### [WHAT YOU HAVE TO DO]
Print all entries word for word.

### [TASK INPUT]
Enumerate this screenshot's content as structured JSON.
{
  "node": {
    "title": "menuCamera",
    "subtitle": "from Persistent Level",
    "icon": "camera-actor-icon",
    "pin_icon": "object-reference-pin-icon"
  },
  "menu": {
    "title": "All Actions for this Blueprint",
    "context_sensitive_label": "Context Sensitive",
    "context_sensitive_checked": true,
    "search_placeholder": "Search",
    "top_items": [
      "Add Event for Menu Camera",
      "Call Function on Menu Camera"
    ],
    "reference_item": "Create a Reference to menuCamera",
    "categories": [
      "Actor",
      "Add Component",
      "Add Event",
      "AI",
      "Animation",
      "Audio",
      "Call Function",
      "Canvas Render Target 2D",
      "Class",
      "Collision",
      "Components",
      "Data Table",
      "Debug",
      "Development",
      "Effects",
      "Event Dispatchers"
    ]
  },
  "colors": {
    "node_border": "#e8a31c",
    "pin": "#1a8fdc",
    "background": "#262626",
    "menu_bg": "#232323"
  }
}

### [COMPLETE RESPONSE]
Enumerate this screenshot's content as structured JSON.
{
  "node": {
    "title": "menuCamera",
    "subtitle": "from Persistent Level",
    "icon": "camera-actor-icon",
    "pin_icon": "object-reference-pin-icon"
  },
  "menu": {
    "title": "All Actions for this Blueprint",
    "context_sensitive_label": "Context Sensitive",
    "context_sensitive_checked": true,
    "search_placeholder": "Search",
    "top_items": [
      "Add Event for Menu Camera",
      "Call Function on Menu Camera"
    ],
    "reference_item": "Create a Reference to menuCamera",
    "categories": [
      "Actor",
      "Add Component",
      "Add Event",
      "AI",
      "Animation",
      "Audio",
      "Call Function",
      "Canvas Render Target 2D",
      "Class",
      "Collision",
      "Components",
      "Data Table",
      "Debug",
      "Development",
      "Effects",
      "Event Dispatchers"
    ]
  },
  "colors": {
    "node_border": "#e8a31c",
    "pin": "#1a8fdc",
    "background": "#262626",
    "menu_bg": "#232323"
  }
}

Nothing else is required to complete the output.